** Start of Given text **

The resulting vertical profiles of SFOV retrievals of humidity and ozone are then used to create horizontally sliced swath images on constant pressure surfaces. Because of the sharp pixel-to-pixel variation in moisture and ozone images, we initially found that the cross-correlation technique in the winds software was not able to track features. Therefore, an application was developed to smooth the gradients, by increasing the resolution of the images by a factor of four using bi-linear interpolation, resulting in a resolution at the nadir of approximately 3.4 km. These swath slices are then reprojected to a polar stereographic projection at 4 km resolution. The cross-correlation technique in the winds algorithm performed much better using the smooth gradient images. We are also investigating the use of optical flow as described by Hautecoeur et al. [20].

2.3. Derivation of 3D AMVs

The AIRS AMVs are extracted from a time sequence of three images. In order to achieve overlapping images, the AMVs could only be derived in high latitudes (poleward of 70° latitude). The geographic coverage of AMVs from polar orbiting satellites is over small regions at any particular time. Figure 3 illustrates the swath overlap for three consecutive passes for MODIS (Figure 3a) and AIRS (Figure 3b). Because the AIRS instrument has a narrower swath width than MODIS, the spatial coverage of the AIRS AMVs is also reduced. An entire day of successive orbit triplets is needed to get complete AMV coverage over the polar regions.

The input data files are three time-ordered humidity or ozone concentration images, each separated by one orbit (100 min), on many different pressure levels and forecast model output. Three images are used because consistency between vectors derived from each pair provides a measure of quality in the winds.

The model output is used to determine a first guess for target tracking. The 6-, 9- or 12-h forecasts are linearly interpolated to the middle-image time. From the middle image of the triplet, potential targets are determined by locating rectangular regions where the bi-directional gradient in the humidity or ozone exceeds a user-specified threshold. The target size is determined based on the spatial resolution of the images and the time interval between images. Typically, for 4 km data and 100-min time step (e.g., the Advanced Very High-Resolution Radiometer (AVHRR)), a target box size of 11 × 11 pixels is used. However, since the AIRS retrieval image is not natively 4 km (see Section 2.2), it was thought that a doubling of the target size would be more commensurate to tracking smoothed gradient features. After short-term evaluations of different target sizes, a 19 × 19 box was chosen as it resulted in the best coverage of AMVs. The search box, which is defined as the incremental increase of the target box size, is the same as for AVHRR, which is 21 pixels. Therefore, the search box size in the first and third images is 40 × 40 pixels.

** End of Given text **

# Task description
Pick up the passage on deriving AIRS polar wind vectors from humidity and ozone images after its final sentence and continue it.

** Start of Data extract **

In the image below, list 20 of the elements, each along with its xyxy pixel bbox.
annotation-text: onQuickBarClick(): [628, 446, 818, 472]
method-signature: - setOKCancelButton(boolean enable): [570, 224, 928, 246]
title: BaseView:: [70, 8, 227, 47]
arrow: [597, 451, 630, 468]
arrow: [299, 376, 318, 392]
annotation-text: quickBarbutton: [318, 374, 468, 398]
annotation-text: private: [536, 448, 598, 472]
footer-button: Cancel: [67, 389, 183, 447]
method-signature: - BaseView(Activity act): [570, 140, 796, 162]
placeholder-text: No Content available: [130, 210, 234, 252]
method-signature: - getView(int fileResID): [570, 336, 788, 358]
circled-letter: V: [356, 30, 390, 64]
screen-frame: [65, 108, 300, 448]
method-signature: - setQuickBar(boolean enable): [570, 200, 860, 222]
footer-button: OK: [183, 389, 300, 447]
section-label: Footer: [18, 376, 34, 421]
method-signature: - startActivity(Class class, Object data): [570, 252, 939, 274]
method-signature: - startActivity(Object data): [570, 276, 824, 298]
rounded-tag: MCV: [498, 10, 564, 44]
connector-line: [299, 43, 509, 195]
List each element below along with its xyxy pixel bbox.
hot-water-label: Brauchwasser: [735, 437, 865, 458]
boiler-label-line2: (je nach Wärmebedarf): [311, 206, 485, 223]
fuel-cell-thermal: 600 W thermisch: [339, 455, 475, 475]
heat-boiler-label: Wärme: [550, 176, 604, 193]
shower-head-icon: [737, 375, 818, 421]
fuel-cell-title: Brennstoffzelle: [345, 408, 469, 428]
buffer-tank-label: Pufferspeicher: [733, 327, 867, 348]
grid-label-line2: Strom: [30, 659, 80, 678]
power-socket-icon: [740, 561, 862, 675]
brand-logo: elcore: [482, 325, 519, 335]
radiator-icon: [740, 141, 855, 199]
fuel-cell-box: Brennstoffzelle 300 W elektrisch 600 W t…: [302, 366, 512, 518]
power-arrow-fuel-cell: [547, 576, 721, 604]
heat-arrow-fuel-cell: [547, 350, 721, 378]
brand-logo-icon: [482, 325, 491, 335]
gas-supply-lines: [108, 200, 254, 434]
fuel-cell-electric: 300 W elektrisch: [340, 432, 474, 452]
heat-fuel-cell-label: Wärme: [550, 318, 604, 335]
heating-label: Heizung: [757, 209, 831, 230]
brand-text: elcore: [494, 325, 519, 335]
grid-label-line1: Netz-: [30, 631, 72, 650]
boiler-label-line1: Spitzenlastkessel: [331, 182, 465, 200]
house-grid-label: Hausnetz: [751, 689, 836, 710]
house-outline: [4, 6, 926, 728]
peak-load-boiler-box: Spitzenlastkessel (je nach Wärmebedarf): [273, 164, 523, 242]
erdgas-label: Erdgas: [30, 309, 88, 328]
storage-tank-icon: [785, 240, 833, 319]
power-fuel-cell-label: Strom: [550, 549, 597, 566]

** End of Data extract **

# Final result
Unlike tracking cloud or water vapor features in typical infrared images, tracking features in images from AIRS retrievals of humidity or ozone are in clear areas and above clouds. This results in regions that are unusable for deriving AMVs. These cloud contaminated pixels are denoted as missing and appear as black pixels in the image (see Figure 4). If even one cloud pixel is in the target or search box, the cross-correlation cannot be computed, and that potential feature to track is discarded. (Note: The reason some wind barbs appear in or near missing pixels in Figure 4 is because those AMVs are derived on other pressure levels. The underlying image is humidity at 400 hPa; the wind barbs are from all levels in both the troposphere and stratosphere.)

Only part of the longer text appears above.